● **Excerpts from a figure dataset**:
'''
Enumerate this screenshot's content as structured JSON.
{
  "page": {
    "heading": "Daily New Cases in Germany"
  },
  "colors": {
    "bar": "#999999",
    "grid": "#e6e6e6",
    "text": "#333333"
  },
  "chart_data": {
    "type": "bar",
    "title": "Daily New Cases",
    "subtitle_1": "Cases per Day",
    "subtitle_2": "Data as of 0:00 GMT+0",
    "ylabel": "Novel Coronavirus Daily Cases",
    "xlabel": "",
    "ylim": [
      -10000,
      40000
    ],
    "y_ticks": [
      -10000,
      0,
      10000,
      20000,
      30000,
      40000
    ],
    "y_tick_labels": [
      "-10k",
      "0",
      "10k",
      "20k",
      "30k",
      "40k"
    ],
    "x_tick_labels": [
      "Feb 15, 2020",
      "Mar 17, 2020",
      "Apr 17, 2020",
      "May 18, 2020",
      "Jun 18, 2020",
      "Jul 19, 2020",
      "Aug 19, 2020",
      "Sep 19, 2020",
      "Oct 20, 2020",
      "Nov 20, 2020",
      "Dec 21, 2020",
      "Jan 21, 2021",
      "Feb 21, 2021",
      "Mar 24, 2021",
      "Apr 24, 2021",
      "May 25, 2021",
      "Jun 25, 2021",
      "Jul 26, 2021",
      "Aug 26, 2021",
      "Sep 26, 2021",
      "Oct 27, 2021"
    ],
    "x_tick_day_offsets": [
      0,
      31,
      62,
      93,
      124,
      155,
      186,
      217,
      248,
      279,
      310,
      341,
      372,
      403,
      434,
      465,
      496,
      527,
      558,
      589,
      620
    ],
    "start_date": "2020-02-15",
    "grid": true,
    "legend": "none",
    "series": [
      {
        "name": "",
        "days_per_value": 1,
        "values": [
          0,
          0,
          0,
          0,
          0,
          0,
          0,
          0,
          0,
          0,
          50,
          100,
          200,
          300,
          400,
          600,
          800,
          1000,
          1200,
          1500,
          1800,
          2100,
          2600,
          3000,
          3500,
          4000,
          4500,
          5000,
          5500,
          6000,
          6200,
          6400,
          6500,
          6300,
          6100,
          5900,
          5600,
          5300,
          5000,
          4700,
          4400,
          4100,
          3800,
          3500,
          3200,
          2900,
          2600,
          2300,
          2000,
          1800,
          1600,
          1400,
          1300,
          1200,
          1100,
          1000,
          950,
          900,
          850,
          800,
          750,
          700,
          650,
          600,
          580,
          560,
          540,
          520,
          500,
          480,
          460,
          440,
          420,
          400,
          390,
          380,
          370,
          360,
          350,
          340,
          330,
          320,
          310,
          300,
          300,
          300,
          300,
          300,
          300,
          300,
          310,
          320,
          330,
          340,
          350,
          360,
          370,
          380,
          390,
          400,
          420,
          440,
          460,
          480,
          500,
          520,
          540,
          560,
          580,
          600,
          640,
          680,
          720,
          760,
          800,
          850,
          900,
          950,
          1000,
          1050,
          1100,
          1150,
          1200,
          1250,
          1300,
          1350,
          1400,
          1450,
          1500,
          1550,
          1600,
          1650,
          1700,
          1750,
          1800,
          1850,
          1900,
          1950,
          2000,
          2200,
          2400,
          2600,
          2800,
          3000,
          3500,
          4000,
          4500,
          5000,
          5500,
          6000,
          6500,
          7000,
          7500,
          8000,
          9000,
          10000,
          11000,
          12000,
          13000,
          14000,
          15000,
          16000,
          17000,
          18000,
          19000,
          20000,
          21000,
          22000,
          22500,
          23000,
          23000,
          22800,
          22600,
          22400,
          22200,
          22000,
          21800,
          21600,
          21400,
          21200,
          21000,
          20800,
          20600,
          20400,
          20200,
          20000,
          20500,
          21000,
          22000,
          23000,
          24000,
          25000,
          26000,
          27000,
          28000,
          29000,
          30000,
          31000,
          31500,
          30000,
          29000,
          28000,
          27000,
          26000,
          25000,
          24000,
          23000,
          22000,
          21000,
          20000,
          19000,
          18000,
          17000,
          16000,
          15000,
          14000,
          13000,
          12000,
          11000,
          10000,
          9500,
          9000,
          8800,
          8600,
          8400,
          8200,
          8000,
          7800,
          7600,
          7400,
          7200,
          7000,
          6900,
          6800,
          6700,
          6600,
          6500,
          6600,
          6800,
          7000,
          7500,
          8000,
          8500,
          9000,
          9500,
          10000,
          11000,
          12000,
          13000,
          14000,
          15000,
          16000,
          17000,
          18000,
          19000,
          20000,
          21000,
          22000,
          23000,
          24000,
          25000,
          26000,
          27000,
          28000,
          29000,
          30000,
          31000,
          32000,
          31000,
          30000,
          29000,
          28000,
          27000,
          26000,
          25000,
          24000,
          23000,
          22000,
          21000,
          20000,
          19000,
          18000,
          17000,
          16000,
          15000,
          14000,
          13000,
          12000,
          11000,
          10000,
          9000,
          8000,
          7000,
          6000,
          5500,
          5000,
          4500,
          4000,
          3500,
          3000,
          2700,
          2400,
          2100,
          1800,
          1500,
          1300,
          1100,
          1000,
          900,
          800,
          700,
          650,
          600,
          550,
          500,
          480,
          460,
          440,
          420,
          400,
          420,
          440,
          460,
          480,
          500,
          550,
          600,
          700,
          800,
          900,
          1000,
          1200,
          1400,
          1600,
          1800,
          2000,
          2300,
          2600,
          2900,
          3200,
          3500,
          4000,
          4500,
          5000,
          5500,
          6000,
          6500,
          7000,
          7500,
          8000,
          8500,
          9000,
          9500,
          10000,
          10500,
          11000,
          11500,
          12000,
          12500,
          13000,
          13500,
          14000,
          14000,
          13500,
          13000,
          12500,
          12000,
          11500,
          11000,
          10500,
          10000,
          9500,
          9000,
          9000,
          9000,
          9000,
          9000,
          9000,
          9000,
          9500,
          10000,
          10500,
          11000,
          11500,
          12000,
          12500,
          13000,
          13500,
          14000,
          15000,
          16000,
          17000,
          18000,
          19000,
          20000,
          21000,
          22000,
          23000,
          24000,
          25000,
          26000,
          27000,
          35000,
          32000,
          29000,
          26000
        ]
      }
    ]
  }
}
'''
● **Problem to work on**:
Pull every line that holds the string "Cases" out of the records.

● **Expected answer**:
    "heading": "Daily New Cases in Germany"
    "title": "Daily New Cases",
    "subtitle_1": "Cases per Day",
    "ylabel": "Novel Coronavirus Daily Cases",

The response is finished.